## Directions
Write out each line exactly as given. Leave the pictures out of your copy.

## Records for processing
<<<<

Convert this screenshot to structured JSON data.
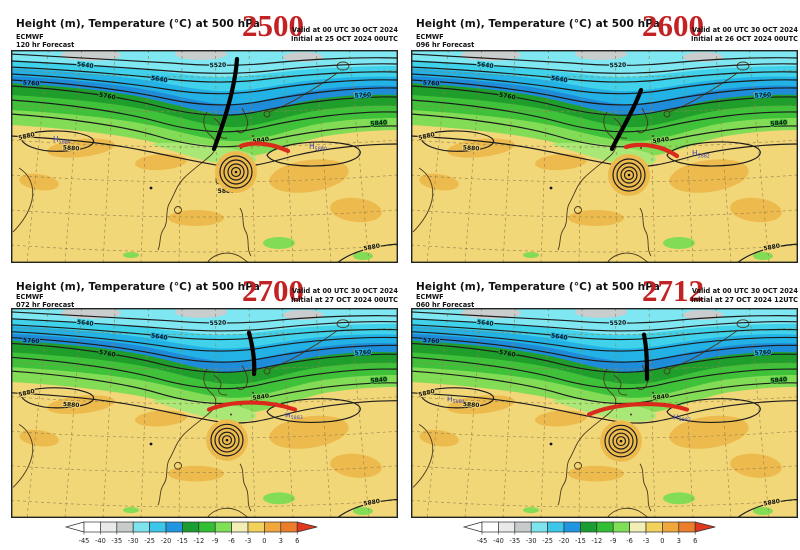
{
  "panels": [
    {
      "title": "Height (m), Temperature (°C) at 500 hPa",
      "model": "ECMWF",
      "forecast": "120 hr Forecast",
      "annotation_number": "2500",
      "valid_line": "Valid at 00 UTC 30 OCT 2024",
      "initial_line": "Initial at 25 OCT 2024 00UTC",
      "h_labels": [
        "H5884",
        "H5880"
      ]
    },
    {
      "title": "Height (m), Temperature (°C) at 500 hPa",
      "model": "ECMWF",
      "forecast": "096 hr Forecast",
      "annotation_number": "2600",
      "valid_line": "Valid at 00 UTC 30 OCT 2024",
      "initial_line": "Initial at 26 OCT 2024 00UTC",
      "h_labels": [
        "H5882"
      ]
    },
    {
      "title": "Height (m), Temperature (°C) at 500 hPa",
      "model": "ECMWF",
      "forecast": "072 hr Forecast",
      "annotation_number": "2700",
      "valid_line": "Valid at 00 UTC 30 OCT 2024",
      "initial_line": "Initial at 27 OCT 2024 00UTC",
      "h_labels": [
        "H5883"
      ]
    },
    {
      "title": "Height (m), Temperature (°C) at 500 hPa",
      "model": "ECMWF",
      "forecast": "060 hr Forecast",
      "annotation_number": "2712",
      "valid_line": "Valid at 00 UTC 30 OCT 2024",
      "initial_line": "Initial at 27 OCT 2024 12UTC",
      "h_labels": [
        "H5884",
        "H5882"
      ]
    }
  ],
  "map": {
    "contour_labels": [
      "5520",
      "5640",
      "5640",
      "5760",
      "5760",
      "5760",
      "5840",
      "5840",
      "5880",
      "5880",
      "5880",
      "5880"
    ],
    "colors": {
      "yellow": "#f2d779",
      "orange": "#edbb4d",
      "pale_green": "#a9e876",
      "light_green": "#82dc55",
      "mid_green": "#3fc13a",
      "dark_green": "#1f9e2c",
      "blue": "#1e8cd8",
      "deep_cyan": "#23b2e5",
      "cyan": "#3fd2ea",
      "pale_cyan": "#7ee7f1",
      "gray": "#c9cdcd",
      "contour": "#1c1c1c",
      "grid": "#96834f",
      "coast": "#4a3a1c",
      "h_label": "#4343b0",
      "annotation_black": "#000000",
      "annotation_red": "#d92a1c",
      "big_number": "#c32222",
      "frame": "#222222"
    }
  },
  "colorbar": {
    "ticks": [
      "-45",
      "-40",
      "-35",
      "-30",
      "-25",
      "-20",
      "-15",
      "-12",
      "-9",
      "-6",
      "-3",
      "0",
      "3",
      "6"
    ],
    "segment_colors": [
      "#ffffff",
      "#e9e9e9",
      "#c7cbcb",
      "#7de4ee",
      "#3cc6ea",
      "#2196e0",
      "#1a9e33",
      "#33bf33",
      "#7fe057",
      "#f2eeb6",
      "#f2d25c",
      "#f0a83c",
      "#ec7d2b"
    ],
    "left_arrow_color": "#ffffff",
    "right_arrow_color": "#e1371f"
  }
}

>>>>

## Complete output
Convert this screenshot to structured JSON data.
{
  "panels": [
    {
      "title": "Height (m), Temperature (°C) at 500 hPa",
      "model": "ECMWF",
      "forecast": "120 hr Forecast",
      "annotation_number": "2500",
      "valid_line": "Valid at 00 UTC 30 OCT 2024",
      "initial_line": "Initial at 25 OCT 2024 00UTC",
      "h_labels": [
        "H5884",
        "H5880"
      ]
    },
    {
      "title": "Height (m), Temperature (°C) at 500 hPa",
      "model": "ECMWF",
      "forecast": "096 hr Forecast",
      "annotation_number": "2600",
      "valid_line": "Valid at 00 UTC 30 OCT 2024",
      "initial_line": "Initial at 26 OCT 2024 00UTC",
      "h_labels": [
        "H5882"
      ]
    },
    {
      "title": "Height (m), Temperature (°C) at 500 hPa",
      "model": "ECMWF",
      "forecast": "072 hr Forecast",
      "annotation_number": "2700",
      "valid_line": "Valid at 00 UTC 30 OCT 2024",
      "initial_line": "Initial at 27 OCT 2024 00UTC",
      "h_labels": [
        "H5883"
      ]
    },
    {
      "title": "Height (m), Temperature (°C) at 500 hPa",
      "model": "ECMWF",
      "forecast": "060 hr Forecast",
      "annotation_number": "2712",
      "valid_line": "Valid at 00 UTC 30 OCT 2024",
      "initial_line": "Initial at 27 OCT 2024 12UTC",
      "h_labels": [
        "H5884",
        "H5882"
      ]
    }
  ],
  "map": {
    "contour_labels": [
      "5520",
      "5640",
      "5640",
      "5760",
      "5760",
      "5760",
      "5840",
      "5840",
      "5880",
      "5880",
      "5880",
      "5880"
    ],
    "colors": {
      "yellow": "#f2d779",
      "orange": "#edbb4d",
      "pale_green": "#a9e876",
      "light_green": "#82dc55",
      "mid_green": "#3fc13a",
      "dark_green": "#1f9e2c",
      "blue": "#1e8cd8",
      "deep_cyan": "#23b2e5",
      "cyan": "#3fd2ea",
      "pale_cyan": "#7ee7f1",
      "gray": "#c9cdcd",
      "contour": "#1c1c1c",
      "grid": "#96834f",
      "coast": "#4a3a1c",
      "h_label": "#4343b0",
      "annotation_black": "#000000",
      "annotation_red": "#d92a1c",
      "big_number": "#c32222",
      "frame": "#222222"
    }
  },
  "colorbar": {
    "ticks": [
      "-45",
      "-40",
      "-35",
      "-30",
      "-25",
      "-20",
      "-15",
      "-12",
      "-9",
      "-6",
      "-3",
      "0",
      "3",
      "6"
    ],
    "segment_colors": [
      "#ffffff",
      "#e9e9e9",
      "#c7cbcb",
      "#7de4ee",
      "#3cc6ea",
      "#2196e0",
      "#1a9e33",
      "#33bf33",
      "#7fe057",
      "#f2eeb6",
      "#f2d25c",
      "#f0a83c",
      "#ec7d2b"
    ],
    "left_arrow_color": "#ffffff",
    "right_arrow_color": "#e1371f"
  }
}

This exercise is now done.